Copy out each line containing "paella" from the entries below.

(Collected data)
--- --- ---

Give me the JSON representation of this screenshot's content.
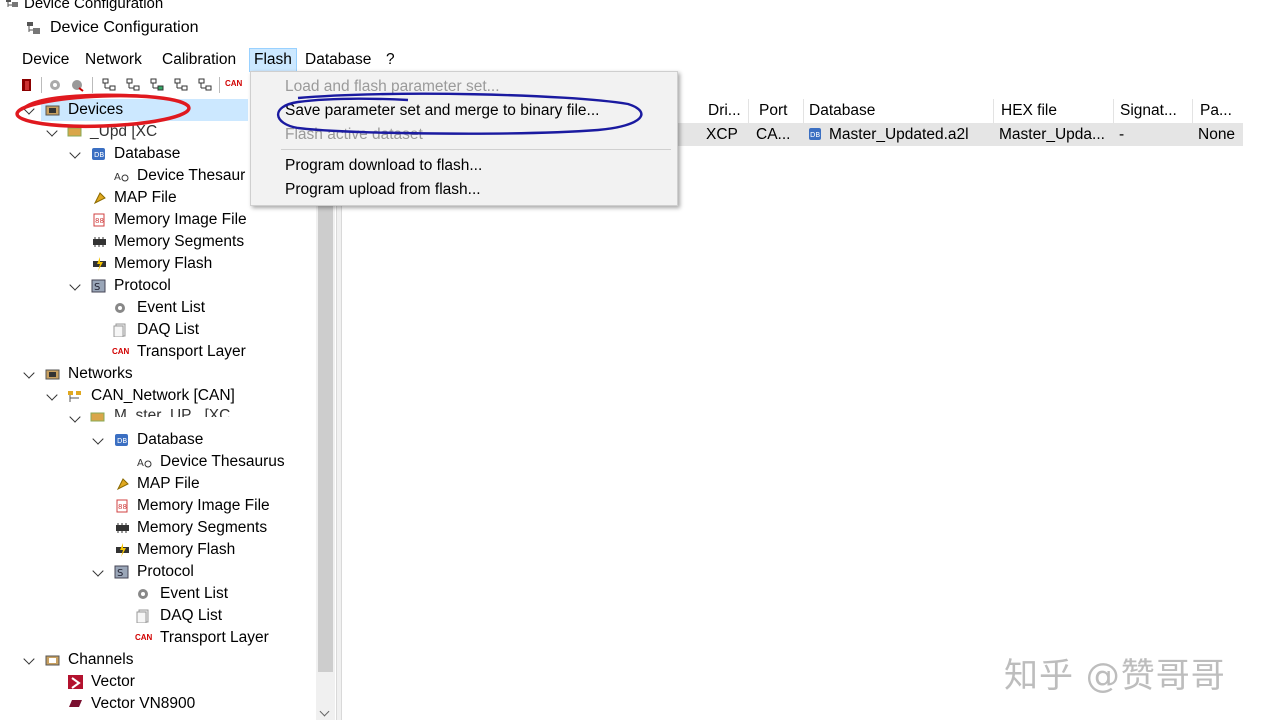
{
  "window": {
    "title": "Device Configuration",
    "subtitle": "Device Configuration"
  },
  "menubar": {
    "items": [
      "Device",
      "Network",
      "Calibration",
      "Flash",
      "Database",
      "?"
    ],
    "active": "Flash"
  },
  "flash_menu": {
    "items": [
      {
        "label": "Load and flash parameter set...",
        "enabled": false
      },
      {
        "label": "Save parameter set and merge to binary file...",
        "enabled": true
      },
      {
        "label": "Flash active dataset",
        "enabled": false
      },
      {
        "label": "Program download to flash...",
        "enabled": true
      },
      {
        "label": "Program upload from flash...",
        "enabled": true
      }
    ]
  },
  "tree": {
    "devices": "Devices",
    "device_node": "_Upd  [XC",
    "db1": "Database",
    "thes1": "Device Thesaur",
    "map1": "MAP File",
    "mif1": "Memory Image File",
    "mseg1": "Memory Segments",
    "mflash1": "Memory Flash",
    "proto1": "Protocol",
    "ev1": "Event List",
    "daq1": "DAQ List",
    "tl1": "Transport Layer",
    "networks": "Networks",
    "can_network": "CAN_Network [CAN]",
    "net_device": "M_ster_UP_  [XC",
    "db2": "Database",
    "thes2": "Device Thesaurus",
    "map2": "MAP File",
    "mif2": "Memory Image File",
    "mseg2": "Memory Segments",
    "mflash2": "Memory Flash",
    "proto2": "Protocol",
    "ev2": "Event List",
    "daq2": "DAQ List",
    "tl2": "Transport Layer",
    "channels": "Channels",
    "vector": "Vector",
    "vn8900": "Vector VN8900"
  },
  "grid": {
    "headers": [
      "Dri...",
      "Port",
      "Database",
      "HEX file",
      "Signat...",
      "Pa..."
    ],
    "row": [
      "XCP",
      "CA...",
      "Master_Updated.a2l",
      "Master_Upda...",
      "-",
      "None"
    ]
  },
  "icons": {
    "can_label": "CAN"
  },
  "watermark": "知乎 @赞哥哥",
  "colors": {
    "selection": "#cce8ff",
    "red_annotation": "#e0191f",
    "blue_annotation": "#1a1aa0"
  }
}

--- --- ---

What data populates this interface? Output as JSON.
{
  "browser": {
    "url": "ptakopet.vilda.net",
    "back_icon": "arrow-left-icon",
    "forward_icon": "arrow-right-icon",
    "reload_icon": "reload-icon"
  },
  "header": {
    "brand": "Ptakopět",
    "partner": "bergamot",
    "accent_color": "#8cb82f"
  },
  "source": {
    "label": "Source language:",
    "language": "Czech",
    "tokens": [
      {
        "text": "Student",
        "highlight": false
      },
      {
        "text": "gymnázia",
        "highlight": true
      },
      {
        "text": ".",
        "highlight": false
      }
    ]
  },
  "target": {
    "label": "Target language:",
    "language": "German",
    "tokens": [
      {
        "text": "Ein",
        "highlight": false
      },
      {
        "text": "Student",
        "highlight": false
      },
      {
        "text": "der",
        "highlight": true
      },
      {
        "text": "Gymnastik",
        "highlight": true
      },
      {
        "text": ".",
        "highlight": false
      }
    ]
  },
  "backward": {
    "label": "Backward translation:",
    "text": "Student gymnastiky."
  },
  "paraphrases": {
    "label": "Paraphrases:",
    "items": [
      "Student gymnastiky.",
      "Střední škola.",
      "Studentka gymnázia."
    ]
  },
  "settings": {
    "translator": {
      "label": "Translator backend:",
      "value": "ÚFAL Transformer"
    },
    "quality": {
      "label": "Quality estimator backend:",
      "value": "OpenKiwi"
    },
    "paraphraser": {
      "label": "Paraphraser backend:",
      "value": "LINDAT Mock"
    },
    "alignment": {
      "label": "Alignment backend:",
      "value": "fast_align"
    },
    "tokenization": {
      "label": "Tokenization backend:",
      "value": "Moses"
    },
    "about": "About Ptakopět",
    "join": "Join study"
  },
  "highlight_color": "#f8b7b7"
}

--- --- ---

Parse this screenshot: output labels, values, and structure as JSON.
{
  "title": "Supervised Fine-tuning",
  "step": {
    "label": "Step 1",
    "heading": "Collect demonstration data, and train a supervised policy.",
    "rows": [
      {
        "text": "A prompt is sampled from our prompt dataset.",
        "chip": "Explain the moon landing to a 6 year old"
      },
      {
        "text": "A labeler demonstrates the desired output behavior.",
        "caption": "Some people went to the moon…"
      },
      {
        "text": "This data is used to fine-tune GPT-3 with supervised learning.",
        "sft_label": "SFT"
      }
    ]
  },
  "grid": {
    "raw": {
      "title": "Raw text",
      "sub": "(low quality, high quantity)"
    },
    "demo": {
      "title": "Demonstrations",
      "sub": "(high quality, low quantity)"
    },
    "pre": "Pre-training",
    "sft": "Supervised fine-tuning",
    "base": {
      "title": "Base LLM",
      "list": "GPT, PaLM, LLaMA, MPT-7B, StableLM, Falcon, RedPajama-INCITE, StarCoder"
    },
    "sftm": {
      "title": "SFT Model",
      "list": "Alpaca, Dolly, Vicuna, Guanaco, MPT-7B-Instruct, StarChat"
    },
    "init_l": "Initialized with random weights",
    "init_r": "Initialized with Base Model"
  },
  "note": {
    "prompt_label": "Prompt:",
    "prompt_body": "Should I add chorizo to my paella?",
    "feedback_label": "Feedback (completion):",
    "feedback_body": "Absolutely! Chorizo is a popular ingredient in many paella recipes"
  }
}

--- --- ---

ANSWER IN FULL:
    "prompt_body": "Should I add chorizo to my paella?",
    "feedback_body": "Absolutely! Chorizo is a popular ingredient in many paella recipes"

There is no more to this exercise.